O consumidor e os artistas devem valer-se de seus direitos, usar os meios de comunicação disponíveis — sobretudo a internet e a imprensa escrita — para questionar verdades universais divulgadas por ambos os lados e, até mesmo, filosofar um pouco sobre a eterna questão: a pirataria existe por conta dos altos preços dos CDs ou o alto preço dos CDs existe por conta da pirataria? Se você souber responder a isso, aproveite e responda também quem chegou primeiro, o ovo ou a galinha.

Não há dúvidas, para qualquer pessoa em sã consciência, sobre os prejuízos diretos e indiretos causados pela pirataria desenfreada, não apenas de CDs, mas de praticamente qualquer produto. Mas oras, se o preço de um CD popular está além da realidade da esmagadora parcela de consumidores, que estímulo maior precisa a pirataria? Nenhum. A conta não fecha. Bateu no bolso, a coisa pega.

Em uma ótima reportagem de Aquiles Rique Reis para o Estadão, o autor esclarece um dos piores círculos viciosos envolvendo artistas e mercado: a indústria diz que não é possível gravar um artista porque ele não aparece na televisão e nem toca no rádio. Por sua vez, a rádio diz que não toca a música desse artista porque ele não tem disco gravado e nem aparece na televisão. E a televisão responde que o artista não é programado porque ele não tem disco gravado, nem toca no rádio. E assim vão se pegando.

Sem contar no famigerado jabá, que de tão discutido e abordado parece ter virado peça de folclore quando, na verdade, está longe de ser um mito. Jabá é uma nomenclatura engraçada para algo que não é nem mais e nem menos do que corrupção em mão dupla. Jabá bom é o jabá baiano, região onde jabá é o mesmo que carne de charque. A promiscuidade do jabá desenfreado é mais danosa do que supõem alguns, essencialmente para os consumidores, obrigados a um senso estético duvidoso de um punhado de tratantes. Vem cachorrinho, que sua dona está chamando. Se a dona fosse a Kelly Key, a gente até que ia correndo. Mas, não é.

Por essas e outras de gravadoras nacionais e multinacionais, que a maioria dos cidadãos de Pindorama amantes da boa música ainda desconhecem excelências como os brasileiros que disputaram o último Grammy. Sem a internet, ainda não conheceriam. Falta ousadia por parte da indústria, falta olheiros, falta apostas em novos talentos. Falta muita coisa, mas também falta diminuir um pouco a mania de demonizar a pirataria — e por conseguinte a falta de dinheiro do cidadão — como se fosse o único tentáculo, sem olhar para o próprio umbigo.

## Tarefa A:
Relacione todos os participantes do círculo vicioso que, segundo o artigo sobre a pirataria de CDs, dificulta o acesso dos artistas ao mercado.
## Tarefa B:
Responda às perguntas a seguir com base no artigo sobre a pirataria de CDs.
(i) Quem é o autor da reportagem publicada no Estadão?
(ii) Em que região, segundo o artigo, jabá é o mesmo que carne de charque?
(iii) Sem qual meio os cidadãos ainda não conheceriam os brasileiros que disputaram o último Grammy?
## Tarefa C:
Redija a continuação do artigo sobre a pirataria de CDs, começando após a última frase apresentada.

## Listagem fornecida:
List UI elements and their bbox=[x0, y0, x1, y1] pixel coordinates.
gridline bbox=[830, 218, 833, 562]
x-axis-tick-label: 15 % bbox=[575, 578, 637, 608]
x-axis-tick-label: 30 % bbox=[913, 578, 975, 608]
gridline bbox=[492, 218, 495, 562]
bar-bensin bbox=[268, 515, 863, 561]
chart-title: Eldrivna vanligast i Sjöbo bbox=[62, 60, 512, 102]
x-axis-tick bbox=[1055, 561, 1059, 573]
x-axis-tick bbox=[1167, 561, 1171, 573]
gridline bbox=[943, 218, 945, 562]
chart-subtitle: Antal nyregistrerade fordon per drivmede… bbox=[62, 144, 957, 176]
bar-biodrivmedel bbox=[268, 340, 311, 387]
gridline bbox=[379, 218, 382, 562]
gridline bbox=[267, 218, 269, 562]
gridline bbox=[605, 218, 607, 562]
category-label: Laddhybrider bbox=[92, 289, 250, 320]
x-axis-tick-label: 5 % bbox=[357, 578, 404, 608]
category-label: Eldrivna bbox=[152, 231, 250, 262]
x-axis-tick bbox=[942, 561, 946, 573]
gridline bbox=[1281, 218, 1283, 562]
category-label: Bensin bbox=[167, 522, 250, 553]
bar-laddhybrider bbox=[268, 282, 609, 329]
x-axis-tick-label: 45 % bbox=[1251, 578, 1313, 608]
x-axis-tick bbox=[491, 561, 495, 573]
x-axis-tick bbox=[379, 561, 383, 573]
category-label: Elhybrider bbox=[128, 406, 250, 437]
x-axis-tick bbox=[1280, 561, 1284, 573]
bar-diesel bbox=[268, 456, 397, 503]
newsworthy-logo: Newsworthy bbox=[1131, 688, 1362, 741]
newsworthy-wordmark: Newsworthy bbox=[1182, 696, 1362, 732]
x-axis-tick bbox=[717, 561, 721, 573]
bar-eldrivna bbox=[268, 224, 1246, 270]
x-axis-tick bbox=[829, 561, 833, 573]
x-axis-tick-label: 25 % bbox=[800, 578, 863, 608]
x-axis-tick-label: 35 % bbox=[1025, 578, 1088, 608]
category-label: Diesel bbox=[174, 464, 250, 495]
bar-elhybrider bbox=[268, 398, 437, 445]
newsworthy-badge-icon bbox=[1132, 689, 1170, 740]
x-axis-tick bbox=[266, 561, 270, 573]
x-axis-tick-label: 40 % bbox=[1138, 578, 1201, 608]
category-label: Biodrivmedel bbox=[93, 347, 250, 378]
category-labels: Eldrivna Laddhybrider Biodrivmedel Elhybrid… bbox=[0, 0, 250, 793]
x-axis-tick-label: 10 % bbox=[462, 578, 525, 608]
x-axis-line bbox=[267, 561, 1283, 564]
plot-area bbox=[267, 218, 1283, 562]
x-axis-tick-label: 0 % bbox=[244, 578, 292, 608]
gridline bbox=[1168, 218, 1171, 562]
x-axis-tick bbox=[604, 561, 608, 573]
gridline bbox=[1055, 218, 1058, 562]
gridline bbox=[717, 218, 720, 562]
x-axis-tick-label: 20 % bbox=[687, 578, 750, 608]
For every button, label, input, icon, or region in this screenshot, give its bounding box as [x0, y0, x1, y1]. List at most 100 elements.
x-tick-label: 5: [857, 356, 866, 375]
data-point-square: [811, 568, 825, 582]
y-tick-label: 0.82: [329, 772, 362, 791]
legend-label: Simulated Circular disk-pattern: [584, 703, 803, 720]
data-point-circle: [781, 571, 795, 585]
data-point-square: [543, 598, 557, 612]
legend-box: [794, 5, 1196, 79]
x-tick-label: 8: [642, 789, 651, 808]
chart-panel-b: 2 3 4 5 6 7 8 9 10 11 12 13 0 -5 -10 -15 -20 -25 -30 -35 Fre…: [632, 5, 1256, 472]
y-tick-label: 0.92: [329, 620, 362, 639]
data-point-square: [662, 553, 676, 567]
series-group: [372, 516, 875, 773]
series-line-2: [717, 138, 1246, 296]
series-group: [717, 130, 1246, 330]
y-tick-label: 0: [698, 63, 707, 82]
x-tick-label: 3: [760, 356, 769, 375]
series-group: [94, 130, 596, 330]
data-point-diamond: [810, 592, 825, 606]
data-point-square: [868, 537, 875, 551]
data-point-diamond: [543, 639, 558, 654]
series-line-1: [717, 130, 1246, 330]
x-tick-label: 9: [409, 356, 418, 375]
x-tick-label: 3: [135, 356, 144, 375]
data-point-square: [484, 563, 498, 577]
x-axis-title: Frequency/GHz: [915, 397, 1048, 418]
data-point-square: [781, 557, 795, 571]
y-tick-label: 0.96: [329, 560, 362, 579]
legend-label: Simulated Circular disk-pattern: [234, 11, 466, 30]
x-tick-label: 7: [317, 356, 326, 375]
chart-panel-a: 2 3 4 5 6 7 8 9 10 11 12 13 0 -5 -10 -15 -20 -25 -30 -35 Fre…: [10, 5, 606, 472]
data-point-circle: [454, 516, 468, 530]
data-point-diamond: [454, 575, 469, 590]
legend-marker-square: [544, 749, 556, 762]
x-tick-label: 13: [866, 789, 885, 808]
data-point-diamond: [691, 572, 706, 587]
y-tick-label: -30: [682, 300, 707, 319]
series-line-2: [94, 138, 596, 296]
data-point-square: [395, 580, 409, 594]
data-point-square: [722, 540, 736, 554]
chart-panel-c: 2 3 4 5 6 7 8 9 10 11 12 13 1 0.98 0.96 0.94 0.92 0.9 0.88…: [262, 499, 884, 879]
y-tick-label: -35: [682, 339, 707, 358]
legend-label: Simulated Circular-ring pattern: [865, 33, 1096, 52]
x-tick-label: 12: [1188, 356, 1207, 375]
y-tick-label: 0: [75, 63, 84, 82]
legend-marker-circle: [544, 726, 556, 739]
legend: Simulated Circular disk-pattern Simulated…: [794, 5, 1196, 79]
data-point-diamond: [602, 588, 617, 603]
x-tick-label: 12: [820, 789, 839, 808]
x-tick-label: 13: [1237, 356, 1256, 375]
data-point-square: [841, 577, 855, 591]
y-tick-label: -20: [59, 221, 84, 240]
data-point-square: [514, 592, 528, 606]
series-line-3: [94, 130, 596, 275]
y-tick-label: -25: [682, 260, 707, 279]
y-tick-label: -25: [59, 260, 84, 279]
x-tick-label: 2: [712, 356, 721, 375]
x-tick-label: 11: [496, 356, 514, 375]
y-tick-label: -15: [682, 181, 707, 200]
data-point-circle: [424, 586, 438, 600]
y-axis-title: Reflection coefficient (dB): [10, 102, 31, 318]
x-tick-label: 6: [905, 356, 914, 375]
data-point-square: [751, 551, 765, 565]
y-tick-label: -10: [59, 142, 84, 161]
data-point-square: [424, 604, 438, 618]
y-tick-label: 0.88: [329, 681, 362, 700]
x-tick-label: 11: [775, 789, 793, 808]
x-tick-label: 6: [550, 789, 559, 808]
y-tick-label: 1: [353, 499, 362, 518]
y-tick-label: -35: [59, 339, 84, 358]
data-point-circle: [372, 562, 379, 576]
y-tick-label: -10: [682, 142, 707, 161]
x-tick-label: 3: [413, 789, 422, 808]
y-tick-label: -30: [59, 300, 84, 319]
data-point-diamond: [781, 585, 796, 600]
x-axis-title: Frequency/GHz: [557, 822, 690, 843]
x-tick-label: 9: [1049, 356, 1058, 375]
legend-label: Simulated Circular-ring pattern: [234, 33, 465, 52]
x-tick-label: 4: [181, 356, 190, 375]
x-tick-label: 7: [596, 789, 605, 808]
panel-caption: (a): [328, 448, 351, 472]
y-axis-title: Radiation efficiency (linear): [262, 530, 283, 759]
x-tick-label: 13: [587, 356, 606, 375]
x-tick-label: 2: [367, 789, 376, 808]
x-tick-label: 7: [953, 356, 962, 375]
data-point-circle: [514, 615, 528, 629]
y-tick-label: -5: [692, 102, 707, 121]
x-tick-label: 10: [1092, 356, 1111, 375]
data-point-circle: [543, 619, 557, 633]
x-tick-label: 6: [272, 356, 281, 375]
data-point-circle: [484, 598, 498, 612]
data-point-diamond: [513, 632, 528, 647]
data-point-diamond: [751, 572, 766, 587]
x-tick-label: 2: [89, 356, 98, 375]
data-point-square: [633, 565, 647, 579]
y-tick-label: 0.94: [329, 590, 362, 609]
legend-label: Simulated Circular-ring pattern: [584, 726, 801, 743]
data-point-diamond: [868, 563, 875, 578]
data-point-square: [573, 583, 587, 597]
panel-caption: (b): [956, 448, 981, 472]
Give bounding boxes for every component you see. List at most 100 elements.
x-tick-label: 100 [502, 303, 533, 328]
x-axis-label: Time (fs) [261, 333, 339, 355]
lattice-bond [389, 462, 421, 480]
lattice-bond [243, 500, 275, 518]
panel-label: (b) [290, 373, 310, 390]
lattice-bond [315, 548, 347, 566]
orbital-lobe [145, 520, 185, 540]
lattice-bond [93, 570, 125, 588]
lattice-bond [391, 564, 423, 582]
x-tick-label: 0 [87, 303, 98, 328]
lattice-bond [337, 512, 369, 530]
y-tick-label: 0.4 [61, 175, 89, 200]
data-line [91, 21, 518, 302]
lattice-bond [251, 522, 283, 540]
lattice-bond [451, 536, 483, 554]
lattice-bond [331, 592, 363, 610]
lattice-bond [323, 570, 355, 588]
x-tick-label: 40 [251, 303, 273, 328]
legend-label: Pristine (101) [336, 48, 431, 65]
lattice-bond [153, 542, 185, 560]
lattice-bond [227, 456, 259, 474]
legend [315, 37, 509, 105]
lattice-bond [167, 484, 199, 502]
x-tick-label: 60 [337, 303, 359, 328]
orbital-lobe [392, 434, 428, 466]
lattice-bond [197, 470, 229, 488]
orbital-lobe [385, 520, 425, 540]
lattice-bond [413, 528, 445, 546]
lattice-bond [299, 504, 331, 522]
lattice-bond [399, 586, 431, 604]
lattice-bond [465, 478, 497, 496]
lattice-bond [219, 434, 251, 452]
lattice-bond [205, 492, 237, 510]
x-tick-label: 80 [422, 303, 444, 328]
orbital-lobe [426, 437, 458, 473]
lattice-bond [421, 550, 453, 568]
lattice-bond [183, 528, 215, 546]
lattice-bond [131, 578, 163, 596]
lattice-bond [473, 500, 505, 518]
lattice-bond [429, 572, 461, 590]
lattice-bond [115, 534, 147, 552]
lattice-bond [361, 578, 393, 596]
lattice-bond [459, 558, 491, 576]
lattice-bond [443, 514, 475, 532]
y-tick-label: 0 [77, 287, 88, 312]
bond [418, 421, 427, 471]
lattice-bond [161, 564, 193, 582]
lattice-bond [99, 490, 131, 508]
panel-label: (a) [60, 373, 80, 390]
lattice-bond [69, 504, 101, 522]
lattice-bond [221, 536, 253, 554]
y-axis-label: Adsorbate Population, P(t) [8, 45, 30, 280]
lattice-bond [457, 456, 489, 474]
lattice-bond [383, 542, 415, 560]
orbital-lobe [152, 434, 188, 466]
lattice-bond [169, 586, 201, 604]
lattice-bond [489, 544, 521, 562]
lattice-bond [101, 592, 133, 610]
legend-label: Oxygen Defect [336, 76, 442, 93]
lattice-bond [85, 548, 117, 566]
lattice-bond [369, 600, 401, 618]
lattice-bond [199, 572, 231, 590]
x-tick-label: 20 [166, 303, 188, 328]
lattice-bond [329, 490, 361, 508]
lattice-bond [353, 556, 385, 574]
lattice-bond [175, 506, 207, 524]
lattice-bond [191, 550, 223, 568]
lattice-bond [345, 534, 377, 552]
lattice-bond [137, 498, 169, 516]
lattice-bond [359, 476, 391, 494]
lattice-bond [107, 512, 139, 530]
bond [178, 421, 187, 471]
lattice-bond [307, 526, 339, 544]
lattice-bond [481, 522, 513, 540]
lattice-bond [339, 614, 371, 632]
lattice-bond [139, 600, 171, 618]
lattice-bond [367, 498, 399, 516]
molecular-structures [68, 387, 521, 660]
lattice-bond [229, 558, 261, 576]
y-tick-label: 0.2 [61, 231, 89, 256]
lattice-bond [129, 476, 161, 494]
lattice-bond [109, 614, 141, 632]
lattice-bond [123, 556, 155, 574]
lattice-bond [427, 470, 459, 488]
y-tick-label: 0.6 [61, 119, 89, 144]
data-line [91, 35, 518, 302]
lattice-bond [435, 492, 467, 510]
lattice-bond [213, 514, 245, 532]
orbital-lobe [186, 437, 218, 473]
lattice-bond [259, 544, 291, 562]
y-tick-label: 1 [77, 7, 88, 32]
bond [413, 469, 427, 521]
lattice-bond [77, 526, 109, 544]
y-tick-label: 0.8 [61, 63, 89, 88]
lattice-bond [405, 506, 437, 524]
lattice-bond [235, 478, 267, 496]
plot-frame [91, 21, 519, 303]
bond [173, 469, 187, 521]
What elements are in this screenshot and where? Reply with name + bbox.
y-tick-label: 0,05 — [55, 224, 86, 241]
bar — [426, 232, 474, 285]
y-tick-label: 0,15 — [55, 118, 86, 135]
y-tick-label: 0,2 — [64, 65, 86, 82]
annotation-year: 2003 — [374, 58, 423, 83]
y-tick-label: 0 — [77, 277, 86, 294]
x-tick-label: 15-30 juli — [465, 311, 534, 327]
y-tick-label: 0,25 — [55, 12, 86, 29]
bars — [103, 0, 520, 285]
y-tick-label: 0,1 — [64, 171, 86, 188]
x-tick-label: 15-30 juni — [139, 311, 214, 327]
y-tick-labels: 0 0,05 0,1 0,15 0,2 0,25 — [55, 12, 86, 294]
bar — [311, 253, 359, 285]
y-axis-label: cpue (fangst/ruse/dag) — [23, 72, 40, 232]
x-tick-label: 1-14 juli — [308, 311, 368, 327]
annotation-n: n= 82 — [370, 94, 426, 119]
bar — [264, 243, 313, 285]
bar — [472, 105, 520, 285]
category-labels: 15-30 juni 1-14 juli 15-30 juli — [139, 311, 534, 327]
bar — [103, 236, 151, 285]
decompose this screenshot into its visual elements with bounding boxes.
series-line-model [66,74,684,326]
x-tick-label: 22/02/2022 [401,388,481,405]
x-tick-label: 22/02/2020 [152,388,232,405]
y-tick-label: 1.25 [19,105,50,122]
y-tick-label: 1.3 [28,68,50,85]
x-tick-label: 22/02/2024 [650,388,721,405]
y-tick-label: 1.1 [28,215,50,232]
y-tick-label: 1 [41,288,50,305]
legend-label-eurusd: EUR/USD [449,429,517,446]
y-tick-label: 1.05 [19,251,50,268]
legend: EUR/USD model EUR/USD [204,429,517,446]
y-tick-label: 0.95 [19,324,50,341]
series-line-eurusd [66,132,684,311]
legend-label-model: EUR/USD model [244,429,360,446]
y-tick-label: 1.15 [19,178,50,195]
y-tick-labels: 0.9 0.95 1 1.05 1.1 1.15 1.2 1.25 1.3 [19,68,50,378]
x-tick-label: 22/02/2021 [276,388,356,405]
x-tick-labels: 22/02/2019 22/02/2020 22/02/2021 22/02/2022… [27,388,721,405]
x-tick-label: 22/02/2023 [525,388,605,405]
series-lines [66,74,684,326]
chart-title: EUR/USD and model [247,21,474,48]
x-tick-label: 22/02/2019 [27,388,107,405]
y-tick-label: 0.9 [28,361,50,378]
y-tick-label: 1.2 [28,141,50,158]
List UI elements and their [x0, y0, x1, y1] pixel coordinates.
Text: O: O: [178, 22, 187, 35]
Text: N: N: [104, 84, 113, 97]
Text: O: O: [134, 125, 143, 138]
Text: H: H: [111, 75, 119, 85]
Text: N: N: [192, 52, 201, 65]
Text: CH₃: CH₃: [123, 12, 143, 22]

## Resposta A:
- A indústria
- O rádio
- A televisão

## Resposta B:
(i) Aquiles Rique Reis.
(ii) Na região baiana.
(iii) Sem a internet.

## Resposta C:
MUSICNET DE VOLTA À MÍDIA —

A America Online voltou a emplacar o MusicNet na imprensa internacional, uma empreitada da empresa com um aglomerado de outras companhias para vender músicas pela internet, a fim de conter um pouco a pirataria sem freios.

Agora, a novidade é que os usuários/assinantes da AOL podem comprar as músicas online como um serviço premium, mas somente nos Estados Unidos, por enquanto. O sistema de assinaturas oferece áudio, download e criação de CDs das principais gravadoras, por mensalidades que variam entre US$ 4 e US$ 18. O MusicNet é uma joint-venture entre a RealNetworks, as gravadoras Warner Music, BMG e EMI, incluindo selos independentes como o Zomba Musicentre, da Britney Spears.

As empresas envolvidas estão ampliando o acervo musical de 75 mil para 250 mil títulos. Em maio, AOL e o MusicNet prometem aumentar o acervo para 300 mil músicas. A estratégia ajuda a combater a distribuição gratuita de músicas na internet (leia-se: pirataria), seguindo os passos já tomados, e pouco divulgados, de serviços como o Rhapsody, da Listen.com, e o Pressplay, que tem a Microsoft como acionista e participante ativa. De acordo com a Jupiter Research, os serviços de download de músicas e de áudio em banda larga atraem, hoje, 300 mil consumidores. Em termos concretos, é algo muito próximo do nada.

Na assinatura mais barata, a pessoa tem direito de fazer o download de até 20 músicas. Na mais cara, acesso ilimitado com direito à gravação de um CD por mês, incluindo dez faixas. Os arquivos são protegidos contra cópias em um sistema de gerenciamento de direitos autorais da RealNetworks. Diferentemente das primeiras investidas do MusicNet no passado, agora as músicas não têm prazo de validade de 30 dias. O internauta pode armazenar as músicas online, enquanto for cliente da AOL. Dá também para fazer downloads em mais de um computador, só que a partir do terceiro, o sistema só permite escutar a faixa e não armazená-la.